-- START OF SUPPLIED DATA --

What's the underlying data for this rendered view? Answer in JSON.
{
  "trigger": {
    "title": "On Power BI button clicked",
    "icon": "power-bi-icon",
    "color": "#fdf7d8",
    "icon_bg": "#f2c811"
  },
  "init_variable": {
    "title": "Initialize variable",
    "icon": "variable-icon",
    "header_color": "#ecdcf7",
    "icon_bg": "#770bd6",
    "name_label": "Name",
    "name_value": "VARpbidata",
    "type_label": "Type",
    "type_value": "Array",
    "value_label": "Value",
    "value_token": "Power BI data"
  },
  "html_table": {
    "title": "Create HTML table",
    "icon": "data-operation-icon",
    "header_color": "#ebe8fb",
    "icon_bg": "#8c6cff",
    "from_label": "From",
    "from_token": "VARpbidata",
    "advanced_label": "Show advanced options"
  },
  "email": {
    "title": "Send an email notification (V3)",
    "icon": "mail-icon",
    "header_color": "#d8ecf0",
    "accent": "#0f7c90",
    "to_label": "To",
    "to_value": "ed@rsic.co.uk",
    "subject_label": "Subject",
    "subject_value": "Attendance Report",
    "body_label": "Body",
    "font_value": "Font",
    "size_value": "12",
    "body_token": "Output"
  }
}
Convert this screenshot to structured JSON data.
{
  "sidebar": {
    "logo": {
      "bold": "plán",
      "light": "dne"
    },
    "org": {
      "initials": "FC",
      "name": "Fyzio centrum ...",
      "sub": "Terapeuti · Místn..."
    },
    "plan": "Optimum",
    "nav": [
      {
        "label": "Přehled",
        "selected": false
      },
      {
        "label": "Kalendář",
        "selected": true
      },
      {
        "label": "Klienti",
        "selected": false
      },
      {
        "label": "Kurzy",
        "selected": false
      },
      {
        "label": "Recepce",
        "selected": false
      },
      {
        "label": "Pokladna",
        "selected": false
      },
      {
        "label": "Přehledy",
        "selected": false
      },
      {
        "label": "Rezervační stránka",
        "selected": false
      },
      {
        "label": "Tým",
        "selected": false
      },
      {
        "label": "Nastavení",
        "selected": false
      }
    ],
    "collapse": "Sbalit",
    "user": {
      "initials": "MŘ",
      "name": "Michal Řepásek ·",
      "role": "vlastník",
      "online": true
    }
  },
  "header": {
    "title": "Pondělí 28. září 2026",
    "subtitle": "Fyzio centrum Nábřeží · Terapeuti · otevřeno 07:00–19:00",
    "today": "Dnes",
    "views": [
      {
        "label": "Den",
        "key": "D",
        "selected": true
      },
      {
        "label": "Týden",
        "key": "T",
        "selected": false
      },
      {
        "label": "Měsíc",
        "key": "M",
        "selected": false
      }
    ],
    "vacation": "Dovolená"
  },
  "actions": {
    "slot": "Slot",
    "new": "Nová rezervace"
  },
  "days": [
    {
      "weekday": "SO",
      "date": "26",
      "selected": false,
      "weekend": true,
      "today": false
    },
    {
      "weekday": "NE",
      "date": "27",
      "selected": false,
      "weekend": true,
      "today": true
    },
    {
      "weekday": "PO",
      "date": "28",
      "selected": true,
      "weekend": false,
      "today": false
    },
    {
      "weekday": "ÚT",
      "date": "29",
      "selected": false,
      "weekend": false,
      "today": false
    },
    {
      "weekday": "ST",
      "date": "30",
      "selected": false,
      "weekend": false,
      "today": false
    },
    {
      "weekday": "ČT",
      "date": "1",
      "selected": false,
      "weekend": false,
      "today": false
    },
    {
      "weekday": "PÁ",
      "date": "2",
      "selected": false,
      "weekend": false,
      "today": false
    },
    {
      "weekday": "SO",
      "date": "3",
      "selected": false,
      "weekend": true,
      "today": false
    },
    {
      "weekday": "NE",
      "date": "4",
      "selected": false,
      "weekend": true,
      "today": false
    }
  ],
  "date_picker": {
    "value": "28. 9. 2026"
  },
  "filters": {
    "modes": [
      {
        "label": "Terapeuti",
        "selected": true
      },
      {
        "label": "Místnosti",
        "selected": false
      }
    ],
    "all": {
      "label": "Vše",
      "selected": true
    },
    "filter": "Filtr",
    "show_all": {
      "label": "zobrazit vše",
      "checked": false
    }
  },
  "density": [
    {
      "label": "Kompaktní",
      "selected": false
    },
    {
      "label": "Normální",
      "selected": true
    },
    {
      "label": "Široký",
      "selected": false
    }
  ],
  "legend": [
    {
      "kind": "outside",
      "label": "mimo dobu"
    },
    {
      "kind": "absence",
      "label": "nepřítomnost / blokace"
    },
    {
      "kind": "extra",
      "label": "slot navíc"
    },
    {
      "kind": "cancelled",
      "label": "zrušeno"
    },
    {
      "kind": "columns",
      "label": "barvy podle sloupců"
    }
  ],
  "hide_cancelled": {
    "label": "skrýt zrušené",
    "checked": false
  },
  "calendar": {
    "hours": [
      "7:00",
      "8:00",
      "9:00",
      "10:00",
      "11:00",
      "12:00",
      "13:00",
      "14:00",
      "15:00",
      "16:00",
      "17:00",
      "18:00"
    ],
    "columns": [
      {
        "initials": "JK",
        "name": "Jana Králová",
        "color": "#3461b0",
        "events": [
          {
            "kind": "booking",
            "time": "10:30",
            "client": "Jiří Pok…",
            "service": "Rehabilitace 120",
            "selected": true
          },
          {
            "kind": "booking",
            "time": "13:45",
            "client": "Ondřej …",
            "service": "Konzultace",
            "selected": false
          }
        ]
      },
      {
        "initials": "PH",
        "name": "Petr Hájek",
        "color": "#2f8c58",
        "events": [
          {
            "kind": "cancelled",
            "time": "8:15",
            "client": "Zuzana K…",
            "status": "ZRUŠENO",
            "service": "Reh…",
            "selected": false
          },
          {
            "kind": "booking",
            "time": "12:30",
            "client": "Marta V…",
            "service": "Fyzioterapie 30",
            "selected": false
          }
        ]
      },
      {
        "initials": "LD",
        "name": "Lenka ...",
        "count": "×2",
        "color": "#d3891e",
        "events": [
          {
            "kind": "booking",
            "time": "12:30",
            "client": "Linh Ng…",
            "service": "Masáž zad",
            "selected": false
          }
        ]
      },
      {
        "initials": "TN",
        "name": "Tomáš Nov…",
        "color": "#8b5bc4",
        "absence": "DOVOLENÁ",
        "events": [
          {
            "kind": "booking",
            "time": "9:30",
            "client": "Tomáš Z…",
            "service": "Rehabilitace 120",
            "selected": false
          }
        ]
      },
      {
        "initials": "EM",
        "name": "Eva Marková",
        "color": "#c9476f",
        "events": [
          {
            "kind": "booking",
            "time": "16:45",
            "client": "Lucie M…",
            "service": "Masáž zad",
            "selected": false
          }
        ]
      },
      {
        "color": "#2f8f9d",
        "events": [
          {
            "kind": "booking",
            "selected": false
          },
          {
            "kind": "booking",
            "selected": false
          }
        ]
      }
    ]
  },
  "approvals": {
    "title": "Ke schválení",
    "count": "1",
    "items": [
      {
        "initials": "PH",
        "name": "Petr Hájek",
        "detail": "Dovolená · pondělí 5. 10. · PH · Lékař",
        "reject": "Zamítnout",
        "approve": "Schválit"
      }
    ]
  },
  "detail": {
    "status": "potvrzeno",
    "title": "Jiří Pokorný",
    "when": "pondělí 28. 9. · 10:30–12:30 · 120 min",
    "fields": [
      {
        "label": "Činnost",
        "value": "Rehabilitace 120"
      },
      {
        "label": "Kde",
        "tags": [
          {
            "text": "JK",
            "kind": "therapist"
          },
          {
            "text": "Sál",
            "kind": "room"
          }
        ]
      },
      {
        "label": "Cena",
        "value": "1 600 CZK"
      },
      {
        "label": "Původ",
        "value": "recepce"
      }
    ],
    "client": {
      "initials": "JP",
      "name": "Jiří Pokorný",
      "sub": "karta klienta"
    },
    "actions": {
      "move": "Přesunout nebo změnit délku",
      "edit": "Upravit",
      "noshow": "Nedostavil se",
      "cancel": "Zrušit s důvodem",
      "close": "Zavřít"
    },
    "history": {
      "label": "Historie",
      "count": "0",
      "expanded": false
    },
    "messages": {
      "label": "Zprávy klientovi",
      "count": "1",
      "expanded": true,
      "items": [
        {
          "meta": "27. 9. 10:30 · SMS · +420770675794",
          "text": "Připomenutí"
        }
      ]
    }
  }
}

-- END OF SUPPLIED DATA --

_PROBLEM DETAILS_
Look back over the material above and state how many lines hold the word "centrum". Write the number and nothing else.

_WRITTEN ANSWER_
2